**Short problem**
Take down each entry exactly as written.

::::

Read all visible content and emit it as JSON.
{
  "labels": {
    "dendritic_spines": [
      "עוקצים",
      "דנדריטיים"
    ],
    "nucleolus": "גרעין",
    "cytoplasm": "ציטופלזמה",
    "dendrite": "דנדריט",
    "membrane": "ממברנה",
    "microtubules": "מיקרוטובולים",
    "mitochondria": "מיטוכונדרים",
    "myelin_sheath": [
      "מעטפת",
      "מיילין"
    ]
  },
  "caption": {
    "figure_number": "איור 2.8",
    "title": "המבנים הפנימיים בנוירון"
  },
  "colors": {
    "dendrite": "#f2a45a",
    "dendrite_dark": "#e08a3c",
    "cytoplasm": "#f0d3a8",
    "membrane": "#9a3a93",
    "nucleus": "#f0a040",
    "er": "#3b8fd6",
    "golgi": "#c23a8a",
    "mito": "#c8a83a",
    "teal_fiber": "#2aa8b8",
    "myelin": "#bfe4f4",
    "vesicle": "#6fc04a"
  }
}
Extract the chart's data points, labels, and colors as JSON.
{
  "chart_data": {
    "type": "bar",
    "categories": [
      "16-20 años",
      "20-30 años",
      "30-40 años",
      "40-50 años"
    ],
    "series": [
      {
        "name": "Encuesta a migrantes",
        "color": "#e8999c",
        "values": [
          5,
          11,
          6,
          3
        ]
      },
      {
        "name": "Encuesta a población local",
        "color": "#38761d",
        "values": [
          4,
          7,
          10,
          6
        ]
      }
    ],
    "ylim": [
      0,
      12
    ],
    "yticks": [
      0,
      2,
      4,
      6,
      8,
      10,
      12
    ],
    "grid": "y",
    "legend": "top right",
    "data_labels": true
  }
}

::::

**Written reply**
Read all visible content and emit it as JSON.
{
  "labels": {
    "dendritic_spines": [
      "עוקצים",
      "דנדריטיים"
    ],
    "nucleolus": "גרעין",
    "cytoplasm": "ציטופלזמה",
    "dendrite": "דנדריט",
    "membrane": "ממברנה",
    "microtubules": "מיקרוטובולים",
    "mitochondria": "מיטוכונדרים",
    "myelin_sheath": [
      "מעטפת",
      "מיילין"
    ]
  },
  "caption": {
    "figure_number": "איור 2.8",
    "title": "המבנים הפנימיים בנוירון"
  },
  "colors": {
    "dendrite": "#f2a45a",
    "dendrite_dark": "#e08a3c",
    "cytoplasm": "#f0d3a8",
    "membrane": "#9a3a93",
    "nucleus": "#f0a040",
    "er": "#3b8fd6",
    "golgi": "#c23a8a",
    "mito": "#c8a83a",
    "teal_fiber": "#2aa8b8",
    "myelin": "#bfe4f4",
    "vesicle": "#6fc04a"
  }
}
Extract the chart's data points, labels, and colors as JSON.
{
  "chart_data": {
    "type": "bar",
    "categories": [
      "16-20 años",
      "20-30 años",
      "30-40 años",
      "40-50 años"
    ],
    "series": [
      {
        "name": "Encuesta a migrantes",
        "color": "#e8999c",
        "values": [
          5,
          11,
          6,
          3
        ]
      },
      {
        "name": "Encuesta a población local",
        "color": "#38761d",
        "values": [
          4,
          7,
          10,
          6
        ]
      }
    ],
    "ylim": [
      0,
      12
    ],
    "yticks": [
      0,
      2,
      4,
      6,
      8,
      10,
      12
    ],
    "grid": "y",
    "legend": "top right",
    "data_labels": true
  }
}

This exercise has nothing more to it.